Stated task: Omit all images. Transcribe the rest of the material below exactly.

** START OF Exercise input **

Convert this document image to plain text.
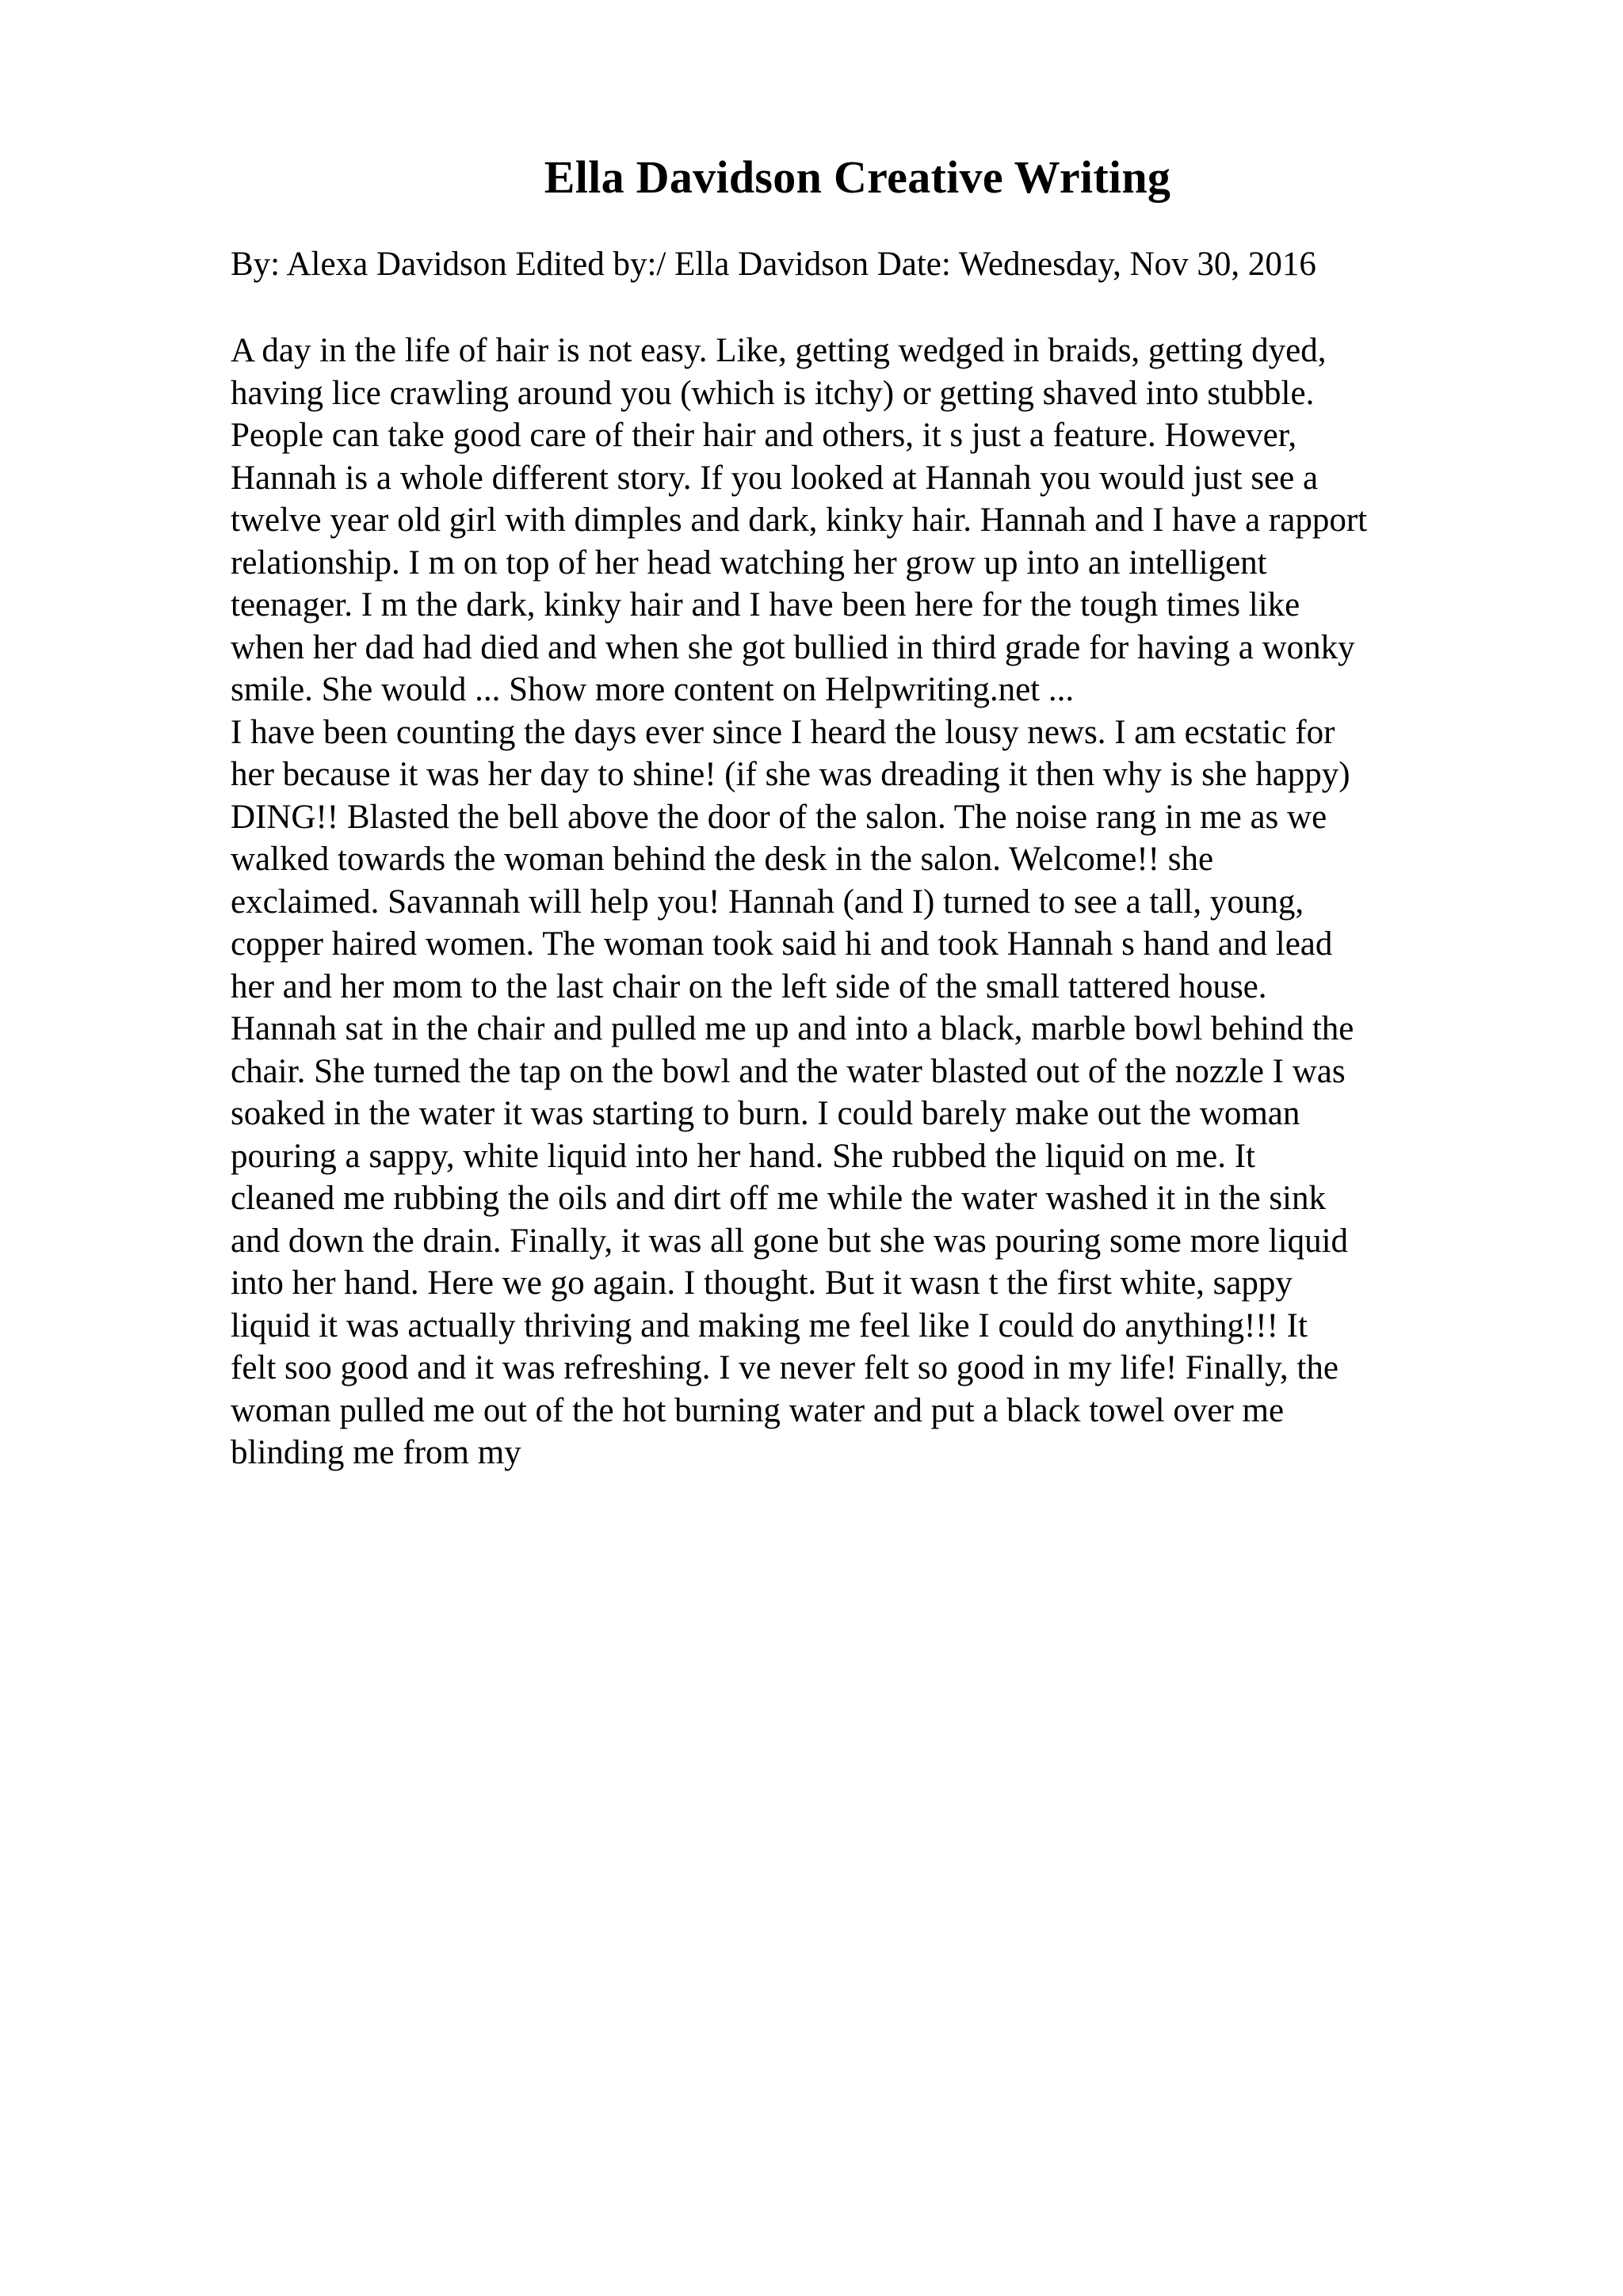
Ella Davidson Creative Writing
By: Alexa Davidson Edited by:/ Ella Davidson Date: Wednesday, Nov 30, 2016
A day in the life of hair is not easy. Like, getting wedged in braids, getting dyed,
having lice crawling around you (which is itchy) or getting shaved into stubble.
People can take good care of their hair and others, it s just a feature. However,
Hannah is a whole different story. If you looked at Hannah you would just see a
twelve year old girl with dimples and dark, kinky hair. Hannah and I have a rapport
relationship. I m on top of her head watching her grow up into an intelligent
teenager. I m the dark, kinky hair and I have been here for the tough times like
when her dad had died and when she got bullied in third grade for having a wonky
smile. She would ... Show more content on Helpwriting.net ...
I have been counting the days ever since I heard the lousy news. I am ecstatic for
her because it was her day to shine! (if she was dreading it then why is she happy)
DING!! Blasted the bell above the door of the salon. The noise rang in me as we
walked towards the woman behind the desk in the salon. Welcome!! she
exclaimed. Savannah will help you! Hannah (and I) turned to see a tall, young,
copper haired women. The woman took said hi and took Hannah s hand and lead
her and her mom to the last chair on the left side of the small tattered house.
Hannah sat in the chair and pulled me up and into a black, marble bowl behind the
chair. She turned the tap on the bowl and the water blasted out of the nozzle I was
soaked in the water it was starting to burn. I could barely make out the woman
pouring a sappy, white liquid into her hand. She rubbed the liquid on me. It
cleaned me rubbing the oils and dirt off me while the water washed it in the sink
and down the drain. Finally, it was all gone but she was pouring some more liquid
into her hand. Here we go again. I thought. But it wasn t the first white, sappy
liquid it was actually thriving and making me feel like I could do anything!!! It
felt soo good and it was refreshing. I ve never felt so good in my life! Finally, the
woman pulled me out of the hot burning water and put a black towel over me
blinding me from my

** END OF Exercise input **

Task answer:
Convert this document image to plain text.
Ella Davidson Creative Writing
By: Alexa Davidson Edited by:/ Ella Davidson Date: Wednesday, Nov 30, 2016
A day in the life of hair is not easy. Like, getting wedged in braids, getting dyed,
having lice crawling around you (which is itchy) or getting shaved into stubble.
People can take good care of their hair and others, it s just a feature. However,
Hannah is a whole different story. If you looked at Hannah you would just see a
twelve year old girl with dimples and dark, kinky hair. Hannah and I have a rapport
relationship. I m on top of her head watching her grow up into an intelligent
teenager. I m the dark, kinky hair and I have been here for the tough times like
when her dad had died and when she got bullied in third grade for having a wonky
smile. She would ... Show more content on Helpwriting.net ...
I have been counting the days ever since I heard the lousy news. I am ecstatic for
her because it was her day to shine! (if she was dreading it then why is she happy)
DING!! Blasted the bell above the door of the salon. The noise rang in me as we
walked towards the woman behind the desk in the salon. Welcome!! she
exclaimed. Savannah will help you! Hannah (and I) turned to see a tall, young,
copper haired women. The woman took said hi and took Hannah s hand and lead
her and her mom to the last chair on the left side of the small tattered house.
Hannah sat in the chair and pulled me up and into a black, marble bowl behind the
chair. She turned the tap on the bowl and the water blasted out of the nozzle I was
soaked in the water it was starting to burn. I could barely make out the woman
pouring a sappy, white liquid into her hand. She rubbed the liquid on me. It
cleaned me rubbing the oils and dirt off me while the water washed it in the sink
and down the drain. Finally, it was all gone but she was pouring some more liquid
into her hand. Here we go again. I thought. But it wasn t the first white, sappy
liquid it was actually thriving and making me feel like I could do anything!!! It
felt soo good and it was refreshing. I ve never felt so good in my life! Finally, the
woman pulled me out of the hot burning water and put a black towel over me
blinding me from my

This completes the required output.